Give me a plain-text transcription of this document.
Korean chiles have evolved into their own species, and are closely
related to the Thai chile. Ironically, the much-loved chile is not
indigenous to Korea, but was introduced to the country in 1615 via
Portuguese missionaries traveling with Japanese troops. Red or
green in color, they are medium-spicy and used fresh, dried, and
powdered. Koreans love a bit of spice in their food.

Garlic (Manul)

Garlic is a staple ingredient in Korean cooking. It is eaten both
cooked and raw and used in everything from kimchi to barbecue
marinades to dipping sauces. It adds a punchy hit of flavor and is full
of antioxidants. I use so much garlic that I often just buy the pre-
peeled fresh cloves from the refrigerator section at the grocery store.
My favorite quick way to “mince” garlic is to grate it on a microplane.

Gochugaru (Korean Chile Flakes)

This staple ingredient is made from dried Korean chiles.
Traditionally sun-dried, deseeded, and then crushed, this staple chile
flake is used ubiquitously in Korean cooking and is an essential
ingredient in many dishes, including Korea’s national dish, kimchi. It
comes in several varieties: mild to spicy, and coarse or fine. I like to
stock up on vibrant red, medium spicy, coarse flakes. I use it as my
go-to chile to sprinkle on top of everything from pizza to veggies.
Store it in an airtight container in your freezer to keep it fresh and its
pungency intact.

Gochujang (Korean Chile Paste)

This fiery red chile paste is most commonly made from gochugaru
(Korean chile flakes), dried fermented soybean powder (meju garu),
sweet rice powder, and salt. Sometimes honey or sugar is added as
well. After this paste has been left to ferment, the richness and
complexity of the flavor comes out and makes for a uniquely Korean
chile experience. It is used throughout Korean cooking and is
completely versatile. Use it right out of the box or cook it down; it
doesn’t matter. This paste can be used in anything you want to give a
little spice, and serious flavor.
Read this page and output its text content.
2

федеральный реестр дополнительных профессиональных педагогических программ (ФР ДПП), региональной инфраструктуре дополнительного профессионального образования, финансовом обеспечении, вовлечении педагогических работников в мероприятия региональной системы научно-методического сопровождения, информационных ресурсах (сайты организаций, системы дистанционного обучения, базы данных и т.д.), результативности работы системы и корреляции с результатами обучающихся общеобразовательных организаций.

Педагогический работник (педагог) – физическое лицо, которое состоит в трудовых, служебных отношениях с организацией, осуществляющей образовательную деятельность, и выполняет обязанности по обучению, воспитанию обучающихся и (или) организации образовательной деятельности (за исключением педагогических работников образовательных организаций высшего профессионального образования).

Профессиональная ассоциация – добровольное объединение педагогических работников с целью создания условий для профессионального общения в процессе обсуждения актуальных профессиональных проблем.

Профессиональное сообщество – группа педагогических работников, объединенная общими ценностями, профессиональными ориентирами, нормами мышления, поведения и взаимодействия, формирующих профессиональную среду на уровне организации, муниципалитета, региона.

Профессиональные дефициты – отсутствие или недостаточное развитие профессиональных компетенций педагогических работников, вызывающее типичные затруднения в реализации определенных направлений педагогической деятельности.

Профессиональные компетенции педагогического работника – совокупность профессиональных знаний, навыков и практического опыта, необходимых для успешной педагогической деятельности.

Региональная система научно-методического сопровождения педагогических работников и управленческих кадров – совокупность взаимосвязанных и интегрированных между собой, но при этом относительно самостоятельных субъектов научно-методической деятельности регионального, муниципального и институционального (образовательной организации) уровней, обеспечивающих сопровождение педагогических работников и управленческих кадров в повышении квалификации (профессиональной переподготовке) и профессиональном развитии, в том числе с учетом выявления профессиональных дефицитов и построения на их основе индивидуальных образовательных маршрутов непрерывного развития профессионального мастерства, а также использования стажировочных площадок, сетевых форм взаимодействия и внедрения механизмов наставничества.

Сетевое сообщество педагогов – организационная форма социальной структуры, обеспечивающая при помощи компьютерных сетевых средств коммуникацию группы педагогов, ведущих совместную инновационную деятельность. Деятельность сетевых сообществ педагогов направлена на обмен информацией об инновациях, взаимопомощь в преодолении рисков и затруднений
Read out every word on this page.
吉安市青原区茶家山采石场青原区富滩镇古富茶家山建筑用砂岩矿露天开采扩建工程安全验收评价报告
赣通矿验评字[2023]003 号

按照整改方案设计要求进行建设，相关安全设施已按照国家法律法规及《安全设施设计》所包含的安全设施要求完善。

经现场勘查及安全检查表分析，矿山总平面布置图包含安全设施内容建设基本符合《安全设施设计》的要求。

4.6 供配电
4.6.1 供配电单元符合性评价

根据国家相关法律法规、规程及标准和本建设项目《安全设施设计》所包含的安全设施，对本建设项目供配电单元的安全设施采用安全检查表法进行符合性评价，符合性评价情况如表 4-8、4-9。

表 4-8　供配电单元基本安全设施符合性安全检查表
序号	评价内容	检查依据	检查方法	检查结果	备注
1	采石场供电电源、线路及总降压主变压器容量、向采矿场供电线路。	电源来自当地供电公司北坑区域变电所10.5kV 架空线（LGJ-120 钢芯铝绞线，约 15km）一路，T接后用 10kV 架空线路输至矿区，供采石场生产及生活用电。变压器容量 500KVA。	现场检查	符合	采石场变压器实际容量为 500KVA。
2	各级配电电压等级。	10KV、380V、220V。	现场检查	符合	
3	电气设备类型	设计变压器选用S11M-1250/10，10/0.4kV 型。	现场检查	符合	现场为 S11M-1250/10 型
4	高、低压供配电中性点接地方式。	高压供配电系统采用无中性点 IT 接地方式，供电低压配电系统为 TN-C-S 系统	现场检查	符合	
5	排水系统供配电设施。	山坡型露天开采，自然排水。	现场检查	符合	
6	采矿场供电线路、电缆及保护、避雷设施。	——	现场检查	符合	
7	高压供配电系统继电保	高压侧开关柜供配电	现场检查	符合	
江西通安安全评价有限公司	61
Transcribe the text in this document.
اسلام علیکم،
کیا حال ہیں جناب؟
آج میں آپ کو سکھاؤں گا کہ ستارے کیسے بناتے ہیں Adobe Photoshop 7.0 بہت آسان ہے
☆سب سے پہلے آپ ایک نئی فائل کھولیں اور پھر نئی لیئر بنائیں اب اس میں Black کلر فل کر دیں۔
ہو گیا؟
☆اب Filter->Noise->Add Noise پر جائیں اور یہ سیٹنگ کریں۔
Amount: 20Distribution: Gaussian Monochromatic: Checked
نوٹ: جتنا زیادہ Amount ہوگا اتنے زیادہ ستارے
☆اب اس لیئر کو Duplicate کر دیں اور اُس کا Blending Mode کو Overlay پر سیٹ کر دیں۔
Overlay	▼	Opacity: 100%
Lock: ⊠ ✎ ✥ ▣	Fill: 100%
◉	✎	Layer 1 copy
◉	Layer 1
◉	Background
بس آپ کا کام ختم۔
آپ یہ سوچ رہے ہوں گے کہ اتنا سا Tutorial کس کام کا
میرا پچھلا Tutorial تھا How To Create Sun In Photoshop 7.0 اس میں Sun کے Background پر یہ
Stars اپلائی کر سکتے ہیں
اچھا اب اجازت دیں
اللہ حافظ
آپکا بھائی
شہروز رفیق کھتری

════

● **Problem description**
Restate each entry exactly, skipping none.

● **Task answer**
Give me a plain-text transcription of this document.
Korean chiles have evolved into their own species, and are closely
related to the Thai chile. Ironically, the much-loved chile is not
indigenous to Korea, but was introduced to the country in 1615 via
Portuguese missionaries traveling with Japanese troops. Red or
green in color, they are medium-spicy and used fresh, dried, and
powdered. Koreans love a bit of spice in their food.

Garlic (Manul)

Garlic is a staple ingredient in Korean cooking. It is eaten both
cooked and raw and used in everything from kimchi to barbecue
marinades to dipping sauces. It adds a punchy hit of flavor and is full
of antioxidants. I use so much garlic that I often just buy the pre-
peeled fresh cloves from the refrigerator section at the grocery store.
My favorite quick way to “mince” garlic is to grate it on a microplane.

Gochugaru (Korean Chile Flakes)

This staple ingredient is made from dried Korean chiles.
Traditionally sun-dried, deseeded, and then crushed, this staple chile
flake is used ubiquitously in Korean cooking and is an essential
ingredient in many dishes, including Korea’s national dish, kimchi. It
comes in several varieties: mild to spicy, and coarse or fine. I like to
stock up on vibrant red, medium spicy, coarse flakes. I use it as my
go-to chile to sprinkle on top of everything from pizza to veggies.
Store it in an airtight container in your freezer to keep it fresh and its
pungency intact.

Gochujang (Korean Chile Paste)

This fiery red chile paste is most commonly made from gochugaru
(Korean chile flakes), dried fermented soybean powder (meju garu),
sweet rice powder, and salt. Sometimes honey or sugar is added as
well. After this paste has been left to ferment, the richness and
complexity of the flavor comes out and makes for a uniquely Korean
chile experience. It is used throughout Korean cooking and is
completely versatile. Use it right out of the box or cook it down; it
doesn’t matter. This paste can be used in anything you want to give a
little spice, and serious flavor.
Read this page and output its text content.
2

федеральный реестр дополнительных профессиональных педагогических программ (ФР ДПП), региональной инфраструктуре дополнительного профессионального образования, финансовом обеспечении, вовлечении педагогических работников в мероприятия региональной системы научно-методического сопровождения, информационных ресурсах (сайты организаций, системы дистанционного обучения, базы данных и т.д.), результативности работы системы и корреляции с результатами обучающихся общеобразовательных организаций.

Педагогический работник (педагог) – физическое лицо, которое состоит в трудовых, служебных отношениях с организацией, осуществляющей образовательную деятельность, и выполняет обязанности по обучению, воспитанию обучающихся и (или) организации образовательной деятельности (за исключением педагогических работников образовательных организаций высшего профессионального образования).

Профессиональная ассоциация – добровольное объединение педагогических работников с целью создания условий для профессионального общения в процессе обсуждения актуальных профессиональных проблем.

Профессиональное сообщество – группа педагогических работников, объединенная общими ценностями, профессиональными ориентирами, нормами мышления, поведения и взаимодействия, формирующих профессиональную среду на уровне организации, муниципалитета, региона.

Профессиональные дефициты – отсутствие или недостаточное развитие профессиональных компетенций педагогических работников, вызывающее типичные затруднения в реализации определенных направлений педагогической деятельности.

Профессиональные компетенции педагогического работника – совокупность профессиональных знаний, навыков и практического опыта, необходимых для успешной педагогической деятельности.

Региональная система научно-методического сопровождения педагогических работников и управленческих кадров – совокупность взаимосвязанных и интегрированных между собой, но при этом относительно самостоятельных субъектов научно-методической деятельности регионального, муниципального и институционального (образовательной организации) уровней, обеспечивающих сопровождение педагогических работников и управленческих кадров в повышении квалификации (профессиональной переподготовке) и профессиональном развитии, в том числе с учетом выявления профессиональных дефицитов и построения на их основе индивидуальных образовательных маршрутов непрерывного развития профессионального мастерства, а также использования стажировочных площадок, сетевых форм взаимодействия и внедрения механизмов наставничества.

Сетевое сообщество педагогов – организационная форма социальной структуры, обеспечивающая при помощи компьютерных сетевых средств коммуникацию группы педагогов, ведущих совместную инновационную деятельность. Деятельность сетевых сообществ педагогов направлена на обмен информацией об инновациях, взаимопомощь в преодолении рисков и затруднений
Read out every word on this page.
吉安市青原区茶家山采石场青原区富滩镇古富茶家山建筑用砂岩矿露天开采扩建工程安全验收评价报告
赣通矿验评字[2023]003 号

按照整改方案设计要求进行建设，相关安全设施已按照国家法律法规及《安全设施设计》所包含的安全设施要求完善。

经现场勘查及安全检查表分析，矿山总平面布置图包含安全设施内容建设基本符合《安全设施设计》的要求。

4.6 供配电
4.6.1 供配电单元符合性评价

根据国家相关法律法规、规程及标准和本建设项目《安全设施设计》所包含的安全设施，对本建设项目供配电单元的安全设施采用安全检查表法进行符合性评价，符合性评价情况如表 4-8、4-9。

表 4-8　供配电单元基本安全设施符合性安全检查表
序号	评价内容	检查依据	检查方法	检查结果	备注
1	采石场供电电源、线路及总降压主变压器容量、向采矿场供电线路。	电源来自当地供电公司北坑区域变电所10.5kV 架空线（LGJ-120 钢芯铝绞线，约 15km）一路，T接后用 10kV 架空线路输至矿区，供采石场生产及生活用电。变压器容量 500KVA。	现场检查	符合	采石场变压器实际容量为 500KVA。
2	各级配电电压等级。	10KV、380V、220V。	现场检查	符合	
3	电气设备类型	设计变压器选用S11M-1250/10，10/0.4kV 型。	现场检查	符合	现场为 S11M-1250/10 型
4	高、低压供配电中性点接地方式。	高压供配电系统采用无中性点 IT 接地方式，供电低压配电系统为 TN-C-S 系统	现场检查	符合	
5	排水系统供配电设施。	山坡型露天开采，自然排水。	现场检查	符合	
6	采矿场供电线路、电缆及保护、避雷设施。	——	现场检查	符合	
7	高压供配电系统继电保	高压侧开关柜供配电	现场检查	符合	
江西通安安全评价有限公司	61
Transcribe the text in this document.
اسلام علیکم،
کیا حال ہیں جناب؟
آج میں آپ کو سکھاؤں گا کہ ستارے کیسے بناتے ہیں Adobe Photoshop 7.0 بہت آسان ہے
☆سب سے پہلے آپ ایک نئی فائل کھولیں اور پھر نئی لیئر بنائیں اب اس میں Black کلر فل کر دیں۔
ہو گیا؟
☆اب Filter->Noise->Add Noise پر جائیں اور یہ سیٹنگ کریں۔
Amount: 20Distribution: Gaussian Monochromatic: Checked
نوٹ: جتنا زیادہ Amount ہوگا اتنے زیادہ ستارے
☆اب اس لیئر کو Duplicate کر دیں اور اُس کا Blending Mode کو Overlay پر سیٹ کر دیں۔
Overlay	▼	Opacity: 100%
Lock: ⊠ ✎ ✥ ▣	Fill: 100%
◉	✎	Layer 1 copy
◉	Layer 1
◉	Background
بس آپ کا کام ختم۔
آپ یہ سوچ رہے ہوں گے کہ اتنا سا Tutorial کس کام کا
میرا پچھلا Tutorial تھا How To Create Sun In Photoshop 7.0 اس میں Sun کے Background پر یہ
Stars اپلائی کر سکتے ہیں
اچھا اب اجازت دیں
اللہ حافظ
آپکا بھائی
شہروز رفیق کھتری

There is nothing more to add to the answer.